● **Exercise instructions**:
Below are some entries; can you quote all of them exactly?

★ ★ ★ ★ ★ ★ ★

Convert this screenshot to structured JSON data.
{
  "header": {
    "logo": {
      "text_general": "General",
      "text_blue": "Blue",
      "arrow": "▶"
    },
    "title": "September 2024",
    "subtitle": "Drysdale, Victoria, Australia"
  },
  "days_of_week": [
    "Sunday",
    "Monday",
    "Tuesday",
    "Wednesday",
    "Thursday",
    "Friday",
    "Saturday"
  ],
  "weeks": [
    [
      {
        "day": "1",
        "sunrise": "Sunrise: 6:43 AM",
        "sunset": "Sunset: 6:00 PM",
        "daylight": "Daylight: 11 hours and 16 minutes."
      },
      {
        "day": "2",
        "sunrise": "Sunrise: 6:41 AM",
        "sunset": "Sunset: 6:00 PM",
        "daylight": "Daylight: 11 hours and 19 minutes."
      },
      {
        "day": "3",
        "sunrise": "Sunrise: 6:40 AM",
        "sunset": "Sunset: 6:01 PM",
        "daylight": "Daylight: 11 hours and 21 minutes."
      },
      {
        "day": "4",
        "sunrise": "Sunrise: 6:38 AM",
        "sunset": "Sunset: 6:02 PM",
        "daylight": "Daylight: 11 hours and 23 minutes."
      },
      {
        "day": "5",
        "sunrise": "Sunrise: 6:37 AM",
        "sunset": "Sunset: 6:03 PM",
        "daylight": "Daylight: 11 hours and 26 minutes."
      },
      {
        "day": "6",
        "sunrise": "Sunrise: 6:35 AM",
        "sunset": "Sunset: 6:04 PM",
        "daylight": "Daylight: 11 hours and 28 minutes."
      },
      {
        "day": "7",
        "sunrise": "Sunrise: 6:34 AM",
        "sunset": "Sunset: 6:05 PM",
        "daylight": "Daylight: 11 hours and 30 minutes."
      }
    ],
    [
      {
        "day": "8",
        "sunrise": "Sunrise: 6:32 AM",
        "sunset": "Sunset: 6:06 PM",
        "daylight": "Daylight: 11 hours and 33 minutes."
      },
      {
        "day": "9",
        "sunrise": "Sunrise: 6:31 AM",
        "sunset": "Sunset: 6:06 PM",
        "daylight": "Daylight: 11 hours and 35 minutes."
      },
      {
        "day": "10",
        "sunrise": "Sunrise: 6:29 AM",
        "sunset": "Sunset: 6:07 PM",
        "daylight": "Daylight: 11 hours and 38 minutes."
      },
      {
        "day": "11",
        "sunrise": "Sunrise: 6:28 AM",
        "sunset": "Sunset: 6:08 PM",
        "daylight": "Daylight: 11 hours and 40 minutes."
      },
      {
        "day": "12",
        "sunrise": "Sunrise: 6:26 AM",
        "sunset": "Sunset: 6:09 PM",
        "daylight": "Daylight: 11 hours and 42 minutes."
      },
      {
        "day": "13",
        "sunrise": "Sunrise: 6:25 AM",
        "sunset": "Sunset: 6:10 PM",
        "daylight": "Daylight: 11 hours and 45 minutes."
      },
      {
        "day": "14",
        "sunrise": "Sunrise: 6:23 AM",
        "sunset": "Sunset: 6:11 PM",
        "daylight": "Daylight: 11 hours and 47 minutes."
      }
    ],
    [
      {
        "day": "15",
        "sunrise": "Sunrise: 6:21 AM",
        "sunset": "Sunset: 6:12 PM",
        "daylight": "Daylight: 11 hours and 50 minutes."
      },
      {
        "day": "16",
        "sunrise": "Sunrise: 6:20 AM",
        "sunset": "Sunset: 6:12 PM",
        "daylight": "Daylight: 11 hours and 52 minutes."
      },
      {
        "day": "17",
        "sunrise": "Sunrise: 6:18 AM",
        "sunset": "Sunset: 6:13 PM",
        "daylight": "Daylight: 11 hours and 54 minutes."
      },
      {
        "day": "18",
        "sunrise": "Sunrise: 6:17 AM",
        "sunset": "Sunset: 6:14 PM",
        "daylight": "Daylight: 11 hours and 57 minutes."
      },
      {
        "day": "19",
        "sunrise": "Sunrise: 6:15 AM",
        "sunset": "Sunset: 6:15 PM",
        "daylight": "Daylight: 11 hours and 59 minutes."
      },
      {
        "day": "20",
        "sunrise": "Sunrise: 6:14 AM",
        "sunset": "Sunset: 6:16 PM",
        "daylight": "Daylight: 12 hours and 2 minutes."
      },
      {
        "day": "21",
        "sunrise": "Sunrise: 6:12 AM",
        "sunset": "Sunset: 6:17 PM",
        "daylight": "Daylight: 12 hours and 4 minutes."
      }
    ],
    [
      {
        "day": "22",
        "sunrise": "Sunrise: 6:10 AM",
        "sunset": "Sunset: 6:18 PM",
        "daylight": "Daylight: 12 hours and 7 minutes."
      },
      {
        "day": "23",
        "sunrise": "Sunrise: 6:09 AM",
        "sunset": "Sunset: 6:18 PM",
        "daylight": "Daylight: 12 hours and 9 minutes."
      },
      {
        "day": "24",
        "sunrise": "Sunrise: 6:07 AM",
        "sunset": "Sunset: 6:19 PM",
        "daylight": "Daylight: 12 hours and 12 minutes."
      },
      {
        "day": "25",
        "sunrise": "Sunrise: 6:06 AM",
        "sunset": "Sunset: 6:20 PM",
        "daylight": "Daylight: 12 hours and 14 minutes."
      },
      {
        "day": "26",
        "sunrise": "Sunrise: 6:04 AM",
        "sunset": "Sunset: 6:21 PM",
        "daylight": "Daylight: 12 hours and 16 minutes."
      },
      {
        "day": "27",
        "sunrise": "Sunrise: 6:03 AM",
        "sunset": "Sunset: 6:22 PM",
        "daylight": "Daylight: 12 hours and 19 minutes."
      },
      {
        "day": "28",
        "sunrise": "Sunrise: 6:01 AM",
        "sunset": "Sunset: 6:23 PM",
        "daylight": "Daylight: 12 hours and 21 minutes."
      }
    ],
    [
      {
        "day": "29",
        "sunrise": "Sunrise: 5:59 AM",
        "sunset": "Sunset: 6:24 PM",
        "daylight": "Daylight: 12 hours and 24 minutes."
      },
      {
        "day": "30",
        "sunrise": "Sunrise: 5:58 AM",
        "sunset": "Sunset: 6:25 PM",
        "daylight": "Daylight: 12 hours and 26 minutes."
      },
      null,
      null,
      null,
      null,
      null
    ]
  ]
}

★ ★ ★ ★ ★ ★ ★

● **The reply**:
Convert this screenshot to structured JSON data.
{
  "header": {
    "logo": {
      "text_general": "General",
      "text_blue": "Blue",
      "arrow": "▶"
    },
    "title": "September 2024",
    "subtitle": "Drysdale, Victoria, Australia"
  },
  "days_of_week": [
    "Sunday",
    "Monday",
    "Tuesday",
    "Wednesday",
    "Thursday",
    "Friday",
    "Saturday"
  ],
  "weeks": [
    [
      {
        "day": "1",
        "sunrise": "Sunrise: 6:43 AM",
        "sunset": "Sunset: 6:00 PM",
        "daylight": "Daylight: 11 hours and 16 minutes."
      },
      {
        "day": "2",
        "sunrise": "Sunrise: 6:41 AM",
        "sunset": "Sunset: 6:00 PM",
        "daylight": "Daylight: 11 hours and 19 minutes."
      },
      {
        "day": "3",
        "sunrise": "Sunrise: 6:40 AM",
        "sunset": "Sunset: 6:01 PM",
        "daylight": "Daylight: 11 hours and 21 minutes."
      },
      {
        "day": "4",
        "sunrise": "Sunrise: 6:38 AM",
        "sunset": "Sunset: 6:02 PM",
        "daylight": "Daylight: 11 hours and 23 minutes."
      },
      {
        "day": "5",
        "sunrise": "Sunrise: 6:37 AM",
        "sunset": "Sunset: 6:03 PM",
        "daylight": "Daylight: 11 hours and 26 minutes."
      },
      {
        "day": "6",
        "sunrise": "Sunrise: 6:35 AM",
        "sunset": "Sunset: 6:04 PM",
        "daylight": "Daylight: 11 hours and 28 minutes."
      },
      {
        "day": "7",
        "sunrise": "Sunrise: 6:34 AM",
        "sunset": "Sunset: 6:05 PM",
        "daylight": "Daylight: 11 hours and 30 minutes."
      }
    ],
    [
      {
        "day": "8",
        "sunrise": "Sunrise: 6:32 AM",
        "sunset": "Sunset: 6:06 PM",
        "daylight": "Daylight: 11 hours and 33 minutes."
      },
      {
        "day": "9",
        "sunrise": "Sunrise: 6:31 AM",
        "sunset": "Sunset: 6:06 PM",
        "daylight": "Daylight: 11 hours and 35 minutes."
      },
      {
        "day": "10",
        "sunrise": "Sunrise: 6:29 AM",
        "sunset": "Sunset: 6:07 PM",
        "daylight": "Daylight: 11 hours and 38 minutes."
      },
      {
        "day": "11",
        "sunrise": "Sunrise: 6:28 AM",
        "sunset": "Sunset: 6:08 PM",
        "daylight": "Daylight: 11 hours and 40 minutes."
      },
      {
        "day": "12",
        "sunrise": "Sunrise: 6:26 AM",
        "sunset": "Sunset: 6:09 PM",
        "daylight": "Daylight: 11 hours and 42 minutes."
      },
      {
        "day": "13",
        "sunrise": "Sunrise: 6:25 AM",
        "sunset": "Sunset: 6:10 PM",
        "daylight": "Daylight: 11 hours and 45 minutes."
      },
      {
        "day": "14",
        "sunrise": "Sunrise: 6:23 AM",
        "sunset": "Sunset: 6:11 PM",
        "daylight": "Daylight: 11 hours and 47 minutes."
      }
    ],
    [
      {
        "day": "15",
        "sunrise": "Sunrise: 6:21 AM",
        "sunset": "Sunset: 6:12 PM",
        "daylight": "Daylight: 11 hours and 50 minutes."
      },
      {
        "day": "16",
        "sunrise": "Sunrise: 6:20 AM",
        "sunset": "Sunset: 6:12 PM",
        "daylight": "Daylight: 11 hours and 52 minutes."
      },
      {
        "day": "17",
        "sunrise": "Sunrise: 6:18 AM",
        "sunset": "Sunset: 6:13 PM",
        "daylight": "Daylight: 11 hours and 54 minutes."
      },
      {
        "day": "18",
        "sunrise": "Sunrise: 6:17 AM",
        "sunset": "Sunset: 6:14 PM",
        "daylight": "Daylight: 11 hours and 57 minutes."
      },
      {
        "day": "19",
        "sunrise": "Sunrise: 6:15 AM",
        "sunset": "Sunset: 6:15 PM",
        "daylight": "Daylight: 11 hours and 59 minutes."
      },
      {
        "day": "20",
        "sunrise": "Sunrise: 6:14 AM",
        "sunset": "Sunset: 6:16 PM",
        "daylight": "Daylight: 12 hours and 2 minutes."
      },
      {
        "day": "21",
        "sunrise": "Sunrise: 6:12 AM",
        "sunset": "Sunset: 6:17 PM",
        "daylight": "Daylight: 12 hours and 4 minutes."
      }
    ],
    [
      {
        "day": "22",
        "sunrise": "Sunrise: 6:10 AM",
        "sunset": "Sunset: 6:18 PM",
        "daylight": "Daylight: 12 hours and 7 minutes."
      },
      {
        "day": "23",
        "sunrise": "Sunrise: 6:09 AM",
        "sunset": "Sunset: 6:18 PM",
        "daylight": "Daylight: 12 hours and 9 minutes."
      },
      {
        "day": "24",
        "sunrise": "Sunrise: 6:07 AM",
        "sunset": "Sunset: 6:19 PM",
        "daylight": "Daylight: 12 hours and 12 minutes."
      },
      {
        "day": "25",
        "sunrise": "Sunrise: 6:06 AM",
        "sunset": "Sunset: 6:20 PM",
        "daylight": "Daylight: 12 hours and 14 minutes."
      },
      {
        "day": "26",
        "sunrise": "Sunrise: 6:04 AM",
        "sunset": "Sunset: 6:21 PM",
        "daylight": "Daylight: 12 hours and 16 minutes."
      },
      {
        "day": "27",
        "sunrise": "Sunrise: 6:03 AM",
        "sunset": "Sunset: 6:22 PM",
        "daylight": "Daylight: 12 hours and 19 minutes."
      },
      {
        "day": "28",
        "sunrise": "Sunrise: 6:01 AM",
        "sunset": "Sunset: 6:23 PM",
        "daylight": "Daylight: 12 hours and 21 minutes."
      }
    ],
    [
      {
        "day": "29",
        "sunrise": "Sunrise: 5:59 AM",
        "sunset": "Sunset: 6:24 PM",
        "daylight": "Daylight: 12 hours and 24 minutes."
      },
      {
        "day": "30",
        "sunrise": "Sunrise: 5:58 AM",
        "sunset": "Sunset: 6:25 PM",
        "daylight": "Daylight: 12 hours and 26 minutes."
      },
      null,
      null,
      null,
      null,
      null
    ]
  ]
}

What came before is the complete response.